Below are entries. Pull out all lines containing "grid".
===== Source data =====
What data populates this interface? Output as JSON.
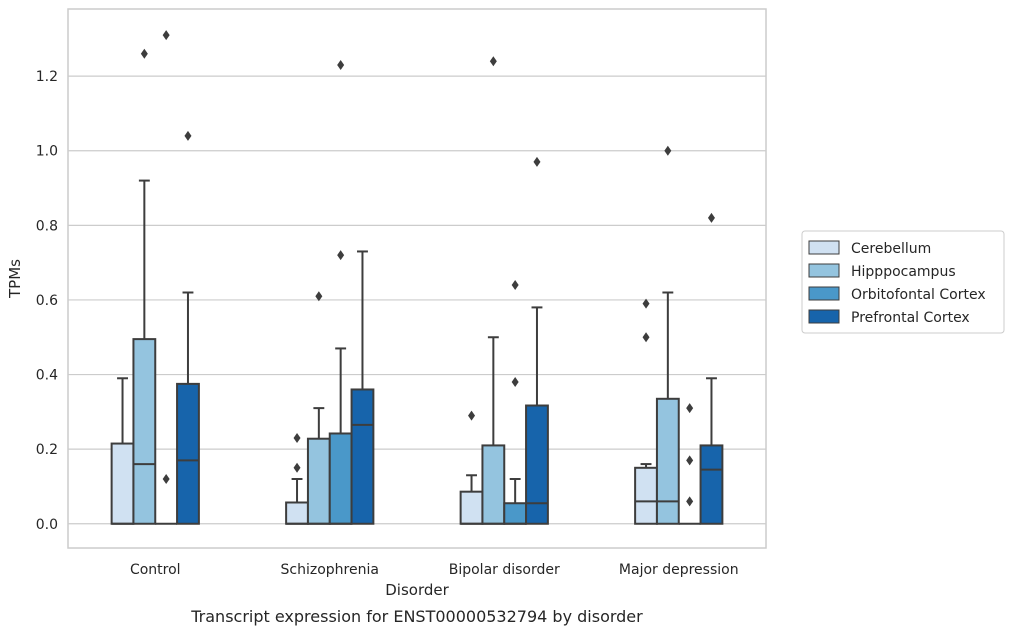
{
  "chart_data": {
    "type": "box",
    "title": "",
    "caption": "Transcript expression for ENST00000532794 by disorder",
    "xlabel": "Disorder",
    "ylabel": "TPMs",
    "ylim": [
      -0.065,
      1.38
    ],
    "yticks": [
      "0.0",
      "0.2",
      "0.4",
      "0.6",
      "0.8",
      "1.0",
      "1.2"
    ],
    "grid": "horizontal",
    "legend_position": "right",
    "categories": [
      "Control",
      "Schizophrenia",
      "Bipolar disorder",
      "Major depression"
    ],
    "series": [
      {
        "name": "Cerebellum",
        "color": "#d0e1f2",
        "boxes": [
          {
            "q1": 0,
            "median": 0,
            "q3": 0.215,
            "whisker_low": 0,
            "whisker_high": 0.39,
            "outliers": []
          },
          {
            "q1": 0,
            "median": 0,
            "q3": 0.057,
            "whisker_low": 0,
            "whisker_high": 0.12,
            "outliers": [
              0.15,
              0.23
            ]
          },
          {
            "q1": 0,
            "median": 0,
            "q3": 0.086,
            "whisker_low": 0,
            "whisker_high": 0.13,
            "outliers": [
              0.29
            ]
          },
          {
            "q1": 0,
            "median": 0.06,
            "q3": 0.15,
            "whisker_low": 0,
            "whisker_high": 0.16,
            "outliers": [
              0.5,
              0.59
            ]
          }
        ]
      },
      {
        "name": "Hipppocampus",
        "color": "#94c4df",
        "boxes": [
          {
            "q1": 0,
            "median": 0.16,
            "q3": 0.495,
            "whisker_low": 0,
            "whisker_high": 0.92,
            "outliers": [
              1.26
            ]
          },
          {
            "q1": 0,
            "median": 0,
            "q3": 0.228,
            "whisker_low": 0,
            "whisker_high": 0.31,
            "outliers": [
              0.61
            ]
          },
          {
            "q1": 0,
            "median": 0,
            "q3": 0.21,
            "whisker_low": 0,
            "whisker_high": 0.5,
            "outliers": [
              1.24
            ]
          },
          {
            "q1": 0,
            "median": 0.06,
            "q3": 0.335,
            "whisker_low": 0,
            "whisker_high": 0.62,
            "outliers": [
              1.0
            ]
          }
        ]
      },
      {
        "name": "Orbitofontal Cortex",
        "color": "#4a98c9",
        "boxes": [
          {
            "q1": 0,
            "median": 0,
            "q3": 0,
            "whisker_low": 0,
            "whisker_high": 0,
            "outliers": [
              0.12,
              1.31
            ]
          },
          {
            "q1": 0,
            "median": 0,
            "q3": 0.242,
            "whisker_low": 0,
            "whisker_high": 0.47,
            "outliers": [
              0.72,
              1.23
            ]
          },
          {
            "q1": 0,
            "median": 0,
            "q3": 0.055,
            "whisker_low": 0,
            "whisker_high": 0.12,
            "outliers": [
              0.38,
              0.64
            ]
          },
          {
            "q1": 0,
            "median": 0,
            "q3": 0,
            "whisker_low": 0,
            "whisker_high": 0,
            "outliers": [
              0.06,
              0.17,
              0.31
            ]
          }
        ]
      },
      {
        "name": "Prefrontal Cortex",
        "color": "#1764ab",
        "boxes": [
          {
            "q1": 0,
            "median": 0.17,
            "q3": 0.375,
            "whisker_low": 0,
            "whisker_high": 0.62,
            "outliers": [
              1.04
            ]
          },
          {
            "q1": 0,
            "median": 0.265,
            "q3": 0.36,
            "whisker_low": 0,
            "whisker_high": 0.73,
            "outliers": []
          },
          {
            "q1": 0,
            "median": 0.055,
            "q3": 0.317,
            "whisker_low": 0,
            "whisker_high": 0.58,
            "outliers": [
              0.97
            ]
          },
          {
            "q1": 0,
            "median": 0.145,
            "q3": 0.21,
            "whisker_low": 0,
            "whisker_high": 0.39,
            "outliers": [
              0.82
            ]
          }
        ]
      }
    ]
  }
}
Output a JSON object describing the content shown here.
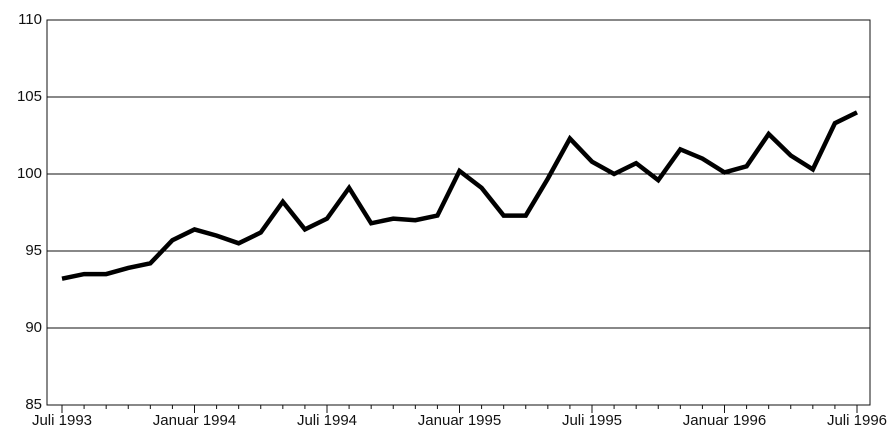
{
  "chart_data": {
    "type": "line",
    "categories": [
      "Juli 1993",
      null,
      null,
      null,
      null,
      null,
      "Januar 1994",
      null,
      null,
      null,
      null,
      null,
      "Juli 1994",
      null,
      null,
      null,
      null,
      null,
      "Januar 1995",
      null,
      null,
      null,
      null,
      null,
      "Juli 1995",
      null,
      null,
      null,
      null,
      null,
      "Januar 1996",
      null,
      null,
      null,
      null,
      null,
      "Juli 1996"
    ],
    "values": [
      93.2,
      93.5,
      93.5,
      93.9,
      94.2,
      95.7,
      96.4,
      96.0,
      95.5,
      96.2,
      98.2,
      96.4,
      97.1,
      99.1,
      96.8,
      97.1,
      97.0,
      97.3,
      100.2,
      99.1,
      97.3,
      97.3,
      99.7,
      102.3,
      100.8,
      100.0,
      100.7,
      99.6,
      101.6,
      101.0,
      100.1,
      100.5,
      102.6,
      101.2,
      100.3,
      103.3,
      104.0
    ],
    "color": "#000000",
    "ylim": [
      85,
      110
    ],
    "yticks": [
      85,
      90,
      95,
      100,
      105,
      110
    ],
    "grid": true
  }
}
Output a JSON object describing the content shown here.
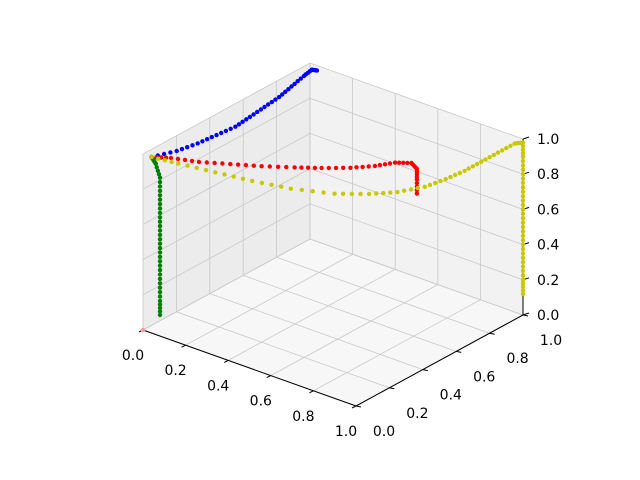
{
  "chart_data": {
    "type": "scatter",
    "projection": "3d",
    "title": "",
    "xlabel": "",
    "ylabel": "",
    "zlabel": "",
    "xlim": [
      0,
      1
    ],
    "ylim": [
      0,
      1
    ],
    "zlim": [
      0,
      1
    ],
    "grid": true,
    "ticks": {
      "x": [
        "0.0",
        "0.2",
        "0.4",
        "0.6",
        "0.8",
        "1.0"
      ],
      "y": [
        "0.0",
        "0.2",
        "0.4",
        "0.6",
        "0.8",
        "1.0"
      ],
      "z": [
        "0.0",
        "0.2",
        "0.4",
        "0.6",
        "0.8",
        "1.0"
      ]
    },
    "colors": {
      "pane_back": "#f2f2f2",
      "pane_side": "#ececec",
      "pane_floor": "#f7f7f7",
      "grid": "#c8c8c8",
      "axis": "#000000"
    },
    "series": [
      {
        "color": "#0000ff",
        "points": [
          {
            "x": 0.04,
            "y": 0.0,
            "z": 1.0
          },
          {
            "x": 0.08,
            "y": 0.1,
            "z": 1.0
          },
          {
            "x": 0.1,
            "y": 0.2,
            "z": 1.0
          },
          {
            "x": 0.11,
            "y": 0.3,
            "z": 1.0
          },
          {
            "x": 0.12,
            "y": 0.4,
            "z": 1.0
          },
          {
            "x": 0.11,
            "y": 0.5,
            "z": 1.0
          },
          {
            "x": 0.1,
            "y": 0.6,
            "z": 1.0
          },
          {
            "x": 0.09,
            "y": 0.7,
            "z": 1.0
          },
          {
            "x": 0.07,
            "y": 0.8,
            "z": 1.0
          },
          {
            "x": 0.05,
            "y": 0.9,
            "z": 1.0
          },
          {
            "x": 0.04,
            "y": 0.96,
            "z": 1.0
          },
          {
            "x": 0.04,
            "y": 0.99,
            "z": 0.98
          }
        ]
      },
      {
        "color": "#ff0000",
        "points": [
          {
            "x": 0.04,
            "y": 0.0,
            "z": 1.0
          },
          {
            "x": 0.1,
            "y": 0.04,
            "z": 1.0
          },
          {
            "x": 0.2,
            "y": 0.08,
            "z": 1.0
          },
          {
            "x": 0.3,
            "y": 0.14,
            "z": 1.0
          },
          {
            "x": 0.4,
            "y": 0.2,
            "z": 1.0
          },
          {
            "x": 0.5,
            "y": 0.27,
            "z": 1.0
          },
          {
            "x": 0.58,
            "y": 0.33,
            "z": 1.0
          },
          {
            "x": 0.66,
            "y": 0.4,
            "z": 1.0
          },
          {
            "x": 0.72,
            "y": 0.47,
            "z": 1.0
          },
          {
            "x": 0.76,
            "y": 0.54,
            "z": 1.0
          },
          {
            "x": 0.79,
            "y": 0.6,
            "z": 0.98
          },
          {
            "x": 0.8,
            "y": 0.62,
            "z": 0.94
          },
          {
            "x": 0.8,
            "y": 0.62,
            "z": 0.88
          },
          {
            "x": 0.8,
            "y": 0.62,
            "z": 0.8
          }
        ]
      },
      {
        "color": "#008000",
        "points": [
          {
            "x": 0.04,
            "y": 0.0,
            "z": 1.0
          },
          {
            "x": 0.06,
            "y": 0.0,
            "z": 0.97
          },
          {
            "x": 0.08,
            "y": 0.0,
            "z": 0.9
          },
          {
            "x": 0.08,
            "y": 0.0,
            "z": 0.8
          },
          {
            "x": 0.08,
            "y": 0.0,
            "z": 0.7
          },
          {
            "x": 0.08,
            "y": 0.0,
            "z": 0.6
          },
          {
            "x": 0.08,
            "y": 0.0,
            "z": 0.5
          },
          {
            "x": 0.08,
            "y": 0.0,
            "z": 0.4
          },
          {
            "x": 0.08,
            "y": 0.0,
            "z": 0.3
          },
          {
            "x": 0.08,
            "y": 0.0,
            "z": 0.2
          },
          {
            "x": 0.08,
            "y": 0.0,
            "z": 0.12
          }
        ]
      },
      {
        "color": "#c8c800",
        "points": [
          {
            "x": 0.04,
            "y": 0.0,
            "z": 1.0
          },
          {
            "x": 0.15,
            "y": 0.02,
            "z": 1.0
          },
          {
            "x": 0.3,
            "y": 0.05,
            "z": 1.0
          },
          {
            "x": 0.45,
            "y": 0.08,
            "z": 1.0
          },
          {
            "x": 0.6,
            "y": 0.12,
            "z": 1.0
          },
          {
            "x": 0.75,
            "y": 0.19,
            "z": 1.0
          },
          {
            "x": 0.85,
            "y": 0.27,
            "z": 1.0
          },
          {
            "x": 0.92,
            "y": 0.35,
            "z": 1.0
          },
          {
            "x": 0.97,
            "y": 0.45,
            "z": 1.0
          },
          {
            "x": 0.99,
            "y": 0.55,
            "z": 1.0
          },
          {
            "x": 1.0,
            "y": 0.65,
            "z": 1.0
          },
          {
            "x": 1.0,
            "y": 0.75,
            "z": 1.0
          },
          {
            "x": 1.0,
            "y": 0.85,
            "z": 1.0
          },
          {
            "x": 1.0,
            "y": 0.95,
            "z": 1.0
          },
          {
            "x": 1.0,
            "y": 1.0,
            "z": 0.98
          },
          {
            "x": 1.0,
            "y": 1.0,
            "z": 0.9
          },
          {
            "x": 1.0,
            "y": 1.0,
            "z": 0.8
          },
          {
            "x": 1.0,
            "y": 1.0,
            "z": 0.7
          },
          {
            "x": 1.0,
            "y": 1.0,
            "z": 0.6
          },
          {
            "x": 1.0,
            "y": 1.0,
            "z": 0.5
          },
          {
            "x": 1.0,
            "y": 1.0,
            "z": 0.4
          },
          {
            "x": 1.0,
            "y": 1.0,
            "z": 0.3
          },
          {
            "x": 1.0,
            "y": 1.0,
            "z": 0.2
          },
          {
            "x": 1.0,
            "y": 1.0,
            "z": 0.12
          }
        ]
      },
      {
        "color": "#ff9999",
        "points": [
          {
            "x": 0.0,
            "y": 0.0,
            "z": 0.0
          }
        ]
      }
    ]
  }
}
=====
| Complete output |
    "grid": "horizontal",
    "grid": true
    "grid": true,
      "grid": "#c8c8c8",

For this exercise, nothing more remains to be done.